## BEGIN
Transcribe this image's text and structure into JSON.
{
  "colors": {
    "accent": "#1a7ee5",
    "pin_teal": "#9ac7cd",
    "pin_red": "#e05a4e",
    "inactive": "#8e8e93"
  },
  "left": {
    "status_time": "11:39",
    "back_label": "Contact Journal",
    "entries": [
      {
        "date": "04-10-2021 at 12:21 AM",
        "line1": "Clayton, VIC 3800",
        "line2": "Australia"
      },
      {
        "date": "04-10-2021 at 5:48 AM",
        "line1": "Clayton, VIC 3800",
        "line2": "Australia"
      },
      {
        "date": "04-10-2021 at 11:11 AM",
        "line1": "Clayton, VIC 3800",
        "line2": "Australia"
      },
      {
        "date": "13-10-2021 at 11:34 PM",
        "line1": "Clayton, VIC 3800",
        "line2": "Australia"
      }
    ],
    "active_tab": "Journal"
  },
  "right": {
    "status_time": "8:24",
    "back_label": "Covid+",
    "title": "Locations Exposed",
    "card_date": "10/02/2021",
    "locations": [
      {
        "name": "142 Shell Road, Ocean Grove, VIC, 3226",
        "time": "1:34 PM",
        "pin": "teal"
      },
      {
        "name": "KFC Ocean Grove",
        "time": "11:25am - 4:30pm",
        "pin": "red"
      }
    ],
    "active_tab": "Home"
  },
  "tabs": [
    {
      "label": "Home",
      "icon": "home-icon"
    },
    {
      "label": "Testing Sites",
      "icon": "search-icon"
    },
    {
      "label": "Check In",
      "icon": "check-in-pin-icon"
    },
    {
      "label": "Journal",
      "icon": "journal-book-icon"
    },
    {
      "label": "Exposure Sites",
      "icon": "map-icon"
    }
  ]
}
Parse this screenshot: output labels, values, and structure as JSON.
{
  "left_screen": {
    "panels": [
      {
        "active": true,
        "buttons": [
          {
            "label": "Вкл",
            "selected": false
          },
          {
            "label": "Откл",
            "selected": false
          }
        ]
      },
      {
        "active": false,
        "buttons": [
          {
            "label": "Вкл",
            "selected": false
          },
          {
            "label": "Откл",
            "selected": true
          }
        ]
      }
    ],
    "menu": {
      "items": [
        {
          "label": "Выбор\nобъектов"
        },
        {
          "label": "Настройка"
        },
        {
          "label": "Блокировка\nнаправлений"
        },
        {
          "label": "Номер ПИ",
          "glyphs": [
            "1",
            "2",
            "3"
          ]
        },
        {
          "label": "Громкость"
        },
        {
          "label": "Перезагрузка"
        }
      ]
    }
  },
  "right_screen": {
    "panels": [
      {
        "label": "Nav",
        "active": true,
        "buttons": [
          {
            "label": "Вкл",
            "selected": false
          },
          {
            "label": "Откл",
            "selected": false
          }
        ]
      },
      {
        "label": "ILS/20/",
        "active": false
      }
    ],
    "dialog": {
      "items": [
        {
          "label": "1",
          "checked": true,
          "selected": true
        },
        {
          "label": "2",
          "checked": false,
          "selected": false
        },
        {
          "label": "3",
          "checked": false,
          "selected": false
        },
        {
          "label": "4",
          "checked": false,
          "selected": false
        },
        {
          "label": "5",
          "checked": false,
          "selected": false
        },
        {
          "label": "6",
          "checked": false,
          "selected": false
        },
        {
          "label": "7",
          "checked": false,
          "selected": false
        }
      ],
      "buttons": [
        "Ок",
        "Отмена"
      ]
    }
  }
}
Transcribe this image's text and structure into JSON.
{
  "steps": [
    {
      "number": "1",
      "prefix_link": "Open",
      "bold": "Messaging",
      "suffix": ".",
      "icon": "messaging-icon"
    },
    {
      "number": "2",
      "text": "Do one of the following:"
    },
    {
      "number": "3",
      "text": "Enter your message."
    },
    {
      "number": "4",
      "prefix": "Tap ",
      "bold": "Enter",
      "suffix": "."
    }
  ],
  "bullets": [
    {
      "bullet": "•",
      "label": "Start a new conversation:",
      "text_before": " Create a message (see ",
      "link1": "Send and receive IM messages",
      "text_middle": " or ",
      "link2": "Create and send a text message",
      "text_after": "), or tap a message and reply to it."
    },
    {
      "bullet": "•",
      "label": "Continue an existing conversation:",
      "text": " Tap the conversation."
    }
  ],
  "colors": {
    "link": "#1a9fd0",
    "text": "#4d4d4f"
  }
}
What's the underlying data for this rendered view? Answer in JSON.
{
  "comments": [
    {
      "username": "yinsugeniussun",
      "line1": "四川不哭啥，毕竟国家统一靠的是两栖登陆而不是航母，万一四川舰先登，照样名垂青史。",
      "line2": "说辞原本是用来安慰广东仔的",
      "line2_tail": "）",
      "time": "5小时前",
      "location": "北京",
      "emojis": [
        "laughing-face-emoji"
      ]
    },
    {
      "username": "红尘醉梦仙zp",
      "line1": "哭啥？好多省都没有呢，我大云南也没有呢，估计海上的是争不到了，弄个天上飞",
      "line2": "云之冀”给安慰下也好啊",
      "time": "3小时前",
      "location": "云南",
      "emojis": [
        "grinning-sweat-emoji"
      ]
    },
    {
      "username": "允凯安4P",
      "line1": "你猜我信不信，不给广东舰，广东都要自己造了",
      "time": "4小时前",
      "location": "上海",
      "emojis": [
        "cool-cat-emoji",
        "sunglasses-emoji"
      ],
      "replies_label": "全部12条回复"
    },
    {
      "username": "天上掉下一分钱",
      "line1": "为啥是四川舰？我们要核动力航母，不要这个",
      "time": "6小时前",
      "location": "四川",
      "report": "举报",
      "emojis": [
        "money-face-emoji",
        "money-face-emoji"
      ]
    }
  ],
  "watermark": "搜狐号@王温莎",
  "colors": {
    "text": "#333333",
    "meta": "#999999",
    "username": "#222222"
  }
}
## END
Repeat the data verbatim.

Transcribe this image's text and structure into JSON.
{
  "colors": {
    "accent": "#1a7ee5",
    "pin_teal": "#9ac7cd",
    "pin_red": "#e05a4e",
    "inactive": "#8e8e93"
  },
  "left": {
    "status_time": "11:39",
    "back_label": "Contact Journal",
    "entries": [
      {
        "date": "04-10-2021 at 12:21 AM",
        "line1": "Clayton, VIC 3800",
        "line2": "Australia"
      },
      {
        "date": "04-10-2021 at 5:48 AM",
        "line1": "Clayton, VIC 3800",
        "line2": "Australia"
      },
      {
        "date": "04-10-2021 at 11:11 AM",
        "line1": "Clayton, VIC 3800",
        "line2": "Australia"
      },
      {
        "date": "13-10-2021 at 11:34 PM",
        "line1": "Clayton, VIC 3800",
        "line2": "Australia"
      }
    ],
    "active_tab": "Journal"
  },
  "right": {
    "status_time": "8:24",
    "back_label": "Covid+",
    "title": "Locations Exposed",
    "card_date": "10/02/2021",
    "locations": [
      {
        "name": "142 Shell Road, Ocean Grove, VIC, 3226",
        "time": "1:34 PM",
        "pin": "teal"
      },
      {
        "name": "KFC Ocean Grove",
        "time": "11:25am - 4:30pm",
        "pin": "red"
      }
    ],
    "active_tab": "Home"
  },
  "tabs": [
    {
      "label": "Home",
      "icon": "home-icon"
    },
    {
      "label": "Testing Sites",
      "icon": "search-icon"
    },
    {
      "label": "Check In",
      "icon": "check-in-pin-icon"
    },
    {
      "label": "Journal",
      "icon": "journal-book-icon"
    },
    {
      "label": "Exposure Sites",
      "icon": "map-icon"
    }
  ]
}
Parse this screenshot: output labels, values, and structure as JSON.
{
  "left_screen": {
    "panels": [
      {
        "active": true,
        "buttons": [
          {
            "label": "Вкл",
            "selected": false
          },
          {
            "label": "Откл",
            "selected": false
          }
        ]
      },
      {
        "active": false,
        "buttons": [
          {
            "label": "Вкл",
            "selected": false
          },
          {
            "label": "Откл",
            "selected": true
          }
        ]
      }
    ],
    "menu": {
      "items": [
        {
          "label": "Выбор\nобъектов"
        },
        {
          "label": "Настройка"
        },
        {
          "label": "Блокировка\nнаправлений"
        },
        {
          "label": "Номер ПИ",
          "glyphs": [
            "1",
            "2",
            "3"
          ]
        },
        {
          "label": "Громкость"
        },
        {
          "label": "Перезагрузка"
        }
      ]
    }
  },
  "right_screen": {
    "panels": [
      {
        "label": "Nav",
        "active": true,
        "buttons": [
          {
            "label": "Вкл",
            "selected": false
          },
          {
            "label": "Откл",
            "selected": false
          }
        ]
      },
      {
        "label": "ILS/20/",
        "active": false
      }
    ],
    "dialog": {
      "items": [
        {
          "label": "1",
          "checked": true,
          "selected": true
        },
        {
          "label": "2",
          "checked": false,
          "selected": false
        },
        {
          "label": "3",
          "checked": false,
          "selected": false
        },
        {
          "label": "4",
          "checked": false,
          "selected": false
        },
        {
          "label": "5",
          "checked": false,
          "selected": false
        },
        {
          "label": "6",
          "checked": false,
          "selected": false
        },
        {
          "label": "7",
          "checked": false,
          "selected": false
        }
      ],
      "buttons": [
        "Ок",
        "Отмена"
      ]
    }
  }
}
Transcribe this image's text and structure into JSON.
{
  "steps": [
    {
      "number": "1",
      "prefix_link": "Open",
      "bold": "Messaging",
      "suffix": ".",
      "icon": "messaging-icon"
    },
    {
      "number": "2",
      "text": "Do one of the following:"
    },
    {
      "number": "3",
      "text": "Enter your message."
    },
    {
      "number": "4",
      "prefix": "Tap ",
      "bold": "Enter",
      "suffix": "."
    }
  ],
  "bullets": [
    {
      "bullet": "•",
      "label": "Start a new conversation:",
      "text_before": " Create a message (see ",
      "link1": "Send and receive IM messages",
      "text_middle": " or ",
      "link2": "Create and send a text message",
      "text_after": "), or tap a message and reply to it."
    },
    {
      "bullet": "•",
      "label": "Continue an existing conversation:",
      "text": " Tap the conversation."
    }
  ],
  "colors": {
    "link": "#1a9fd0",
    "text": "#4d4d4f"
  }
}
What's the underlying data for this rendered view? Answer in JSON.
{
  "comments": [
    {
      "username": "yinsugeniussun",
      "line1": "四川不哭啥，毕竟国家统一靠的是两栖登陆而不是航母，万一四川舰先登，照样名垂青史。",
      "line2": "说辞原本是用来安慰广东仔的",
      "line2_tail": "）",
      "time": "5小时前",
      "location": "北京",
      "emojis": [
        "laughing-face-emoji"
      ]
    },
    {
      "username": "红尘醉梦仙zp",
      "line1": "哭啥？好多省都没有呢，我大云南也没有呢，估计海上的是争不到了，弄个天上飞",
      "line2": "云之冀”给安慰下也好啊",
      "time": "3小时前",
      "location": "云南",
      "emojis": [
        "grinning-sweat-emoji"
      ]
    },
    {
      "username": "允凯安4P",
      "line1": "你猜我信不信，不给广东舰，广东都要自己造了",
      "time": "4小时前",
      "location": "上海",
      "emojis": [
        "cool-cat-emoji",
        "sunglasses-emoji"
      ],
      "replies_label": "全部12条回复"
    },
    {
      "username": "天上掉下一分钱",
      "line1": "为啥是四川舰？我们要核动力航母，不要这个",
      "time": "6小时前",
      "location": "四川",
      "report": "举报",
      "emojis": [
        "money-face-emoji",
        "money-face-emoji"
      ]
    }
  ],
  "watermark": "搜狐号@王温莎",
  "colors": {
    "text": "#333333",
    "meta": "#999999",
    "username": "#222222"
  }
}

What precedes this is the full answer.